The task:
Locate the word "Delta" in the entries below, then gather every line that holds it.

Source data:
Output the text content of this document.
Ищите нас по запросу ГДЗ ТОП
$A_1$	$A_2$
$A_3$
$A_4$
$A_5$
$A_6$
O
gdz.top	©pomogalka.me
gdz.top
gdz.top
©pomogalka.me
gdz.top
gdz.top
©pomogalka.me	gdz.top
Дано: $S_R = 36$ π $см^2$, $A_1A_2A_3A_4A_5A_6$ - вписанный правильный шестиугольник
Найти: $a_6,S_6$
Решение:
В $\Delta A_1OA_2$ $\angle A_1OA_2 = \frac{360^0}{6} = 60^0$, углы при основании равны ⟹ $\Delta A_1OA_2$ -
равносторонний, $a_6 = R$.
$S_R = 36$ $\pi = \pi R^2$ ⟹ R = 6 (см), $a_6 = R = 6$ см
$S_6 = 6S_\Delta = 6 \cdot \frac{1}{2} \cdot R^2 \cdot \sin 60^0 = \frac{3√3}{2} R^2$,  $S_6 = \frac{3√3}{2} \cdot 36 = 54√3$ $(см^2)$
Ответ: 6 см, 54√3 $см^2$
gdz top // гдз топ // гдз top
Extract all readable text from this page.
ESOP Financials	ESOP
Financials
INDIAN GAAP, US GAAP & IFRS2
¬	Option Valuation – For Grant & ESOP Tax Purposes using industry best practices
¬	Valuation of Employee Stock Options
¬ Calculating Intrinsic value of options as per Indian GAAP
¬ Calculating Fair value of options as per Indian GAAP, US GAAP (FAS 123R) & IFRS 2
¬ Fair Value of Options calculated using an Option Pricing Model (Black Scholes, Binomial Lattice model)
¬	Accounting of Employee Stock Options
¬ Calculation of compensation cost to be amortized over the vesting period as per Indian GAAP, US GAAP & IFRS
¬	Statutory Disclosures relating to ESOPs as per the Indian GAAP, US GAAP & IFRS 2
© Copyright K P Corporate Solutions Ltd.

Task response:
В $\Delta A_1OA_2$ $\angle A_1OA_2 = \frac{360^0}{6} = 60^0$, углы при основании равны ⟹ $\Delta A_1OA_2$ -
$S_6 = 6S_\Delta = 6 \cdot \frac{1}{2} \cdot R^2 \cdot \sin 60^0 = \frac{3√3}{2} R^2$,  $S_6 = \frac{3√3}{2} \cdot 36 = 54√3$ $(см^2)$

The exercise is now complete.